#### DO THIS:
Repeat each line word for word.

#### EXTRACTED MATERIAL:
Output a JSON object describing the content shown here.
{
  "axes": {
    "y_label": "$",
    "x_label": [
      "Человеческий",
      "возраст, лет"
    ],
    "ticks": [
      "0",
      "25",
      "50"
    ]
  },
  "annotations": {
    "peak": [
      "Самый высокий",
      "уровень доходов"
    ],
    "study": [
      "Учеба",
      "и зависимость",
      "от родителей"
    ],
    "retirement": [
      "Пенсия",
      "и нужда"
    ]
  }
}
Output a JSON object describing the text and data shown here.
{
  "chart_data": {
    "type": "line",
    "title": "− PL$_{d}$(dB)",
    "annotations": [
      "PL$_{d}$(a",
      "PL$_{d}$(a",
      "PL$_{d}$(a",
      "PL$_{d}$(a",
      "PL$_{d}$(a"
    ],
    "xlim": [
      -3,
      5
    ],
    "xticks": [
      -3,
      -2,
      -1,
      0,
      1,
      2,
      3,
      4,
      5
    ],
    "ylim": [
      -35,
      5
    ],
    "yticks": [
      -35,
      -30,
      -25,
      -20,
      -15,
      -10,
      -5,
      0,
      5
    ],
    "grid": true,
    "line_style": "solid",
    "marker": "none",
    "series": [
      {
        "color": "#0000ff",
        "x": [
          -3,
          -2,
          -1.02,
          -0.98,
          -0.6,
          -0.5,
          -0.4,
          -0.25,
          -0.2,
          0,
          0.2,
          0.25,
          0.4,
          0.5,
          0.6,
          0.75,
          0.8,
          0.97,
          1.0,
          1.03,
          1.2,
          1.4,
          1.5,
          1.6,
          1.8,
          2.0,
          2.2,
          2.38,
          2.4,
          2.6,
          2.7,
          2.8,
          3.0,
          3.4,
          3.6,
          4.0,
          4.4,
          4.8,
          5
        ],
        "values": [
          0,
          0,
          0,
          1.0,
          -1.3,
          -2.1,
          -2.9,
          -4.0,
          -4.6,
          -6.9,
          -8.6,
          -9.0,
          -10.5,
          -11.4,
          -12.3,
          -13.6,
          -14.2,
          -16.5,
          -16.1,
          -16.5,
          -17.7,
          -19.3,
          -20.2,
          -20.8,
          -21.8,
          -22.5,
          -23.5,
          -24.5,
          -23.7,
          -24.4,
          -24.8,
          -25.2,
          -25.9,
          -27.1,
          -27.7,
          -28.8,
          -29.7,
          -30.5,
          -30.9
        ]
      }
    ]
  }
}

#### COMPLETED EXERCISE:
Output a JSON object describing the content shown here.
{
  "axes": {
    "y_label": "$",
    "x_label": [
      "Человеческий",
      "возраст, лет"
    ],
    "ticks": [
      "0",
      "25",
      "50"
    ]
  },
  "annotations": {
    "peak": [
      "Самый высокий",
      "уровень доходов"
    ],
    "study": [
      "Учеба",
      "и зависимость",
      "от родителей"
    ],
    "retirement": [
      "Пенсия",
      "и нужда"
    ]
  }
}
Output a JSON object describing the text and data shown here.
{
  "chart_data": {
    "type": "line",
    "title": "− PL$_{d}$(dB)",
    "annotations": [
      "PL$_{d}$(a",
      "PL$_{d}$(a",
      "PL$_{d}$(a",
      "PL$_{d}$(a",
      "PL$_{d}$(a"
    ],
    "xlim": [
      -3,
      5
    ],
    "xticks": [
      -3,
      -2,
      -1,
      0,
      1,
      2,
      3,
      4,
      5
    ],
    "ylim": [
      -35,
      5
    ],
    "yticks": [
      -35,
      -30,
      -25,
      -20,
      -15,
      -10,
      -5,
      0,
      5
    ],
    "grid": true,
    "line_style": "solid",
    "marker": "none",
    "series": [
      {
        "color": "#0000ff",
        "x": [
          -3,
          -2,
          -1.02,
          -0.98,
          -0.6,
          -0.5,
          -0.4,
          -0.25,
          -0.2,
          0,
          0.2,
          0.25,
          0.4,
          0.5,
          0.6,
          0.75,
          0.8,
          0.97,
          1.0,
          1.03,
          1.2,
          1.4,
          1.5,
          1.6,
          1.8,
          2.0,
          2.2,
          2.38,
          2.4,
          2.6,
          2.7,
          2.8,
          3.0,
          3.4,
          3.6,
          4.0,
          4.4,
          4.8,
          5
        ],
        "values": [
          0,
          0,
          0,
          1.0,
          -1.3,
          -2.1,
          -2.9,
          -4.0,
          -4.6,
          -6.9,
          -8.6,
          -9.0,
          -10.5,
          -11.4,
          -12.3,
          -13.6,
          -14.2,
          -16.5,
          -16.1,
          -16.5,
          -17.7,
          -19.3,
          -20.2,
          -20.8,
          -21.8,
          -22.5,
          -23.5,
          -24.5,
          -23.7,
          -24.4,
          -24.8,
          -25.2,
          -25.9,
          -27.1,
          -27.7,
          -28.8,
          -29.7,
          -30.5,
          -30.9
        ]
      }
    ]
  }
}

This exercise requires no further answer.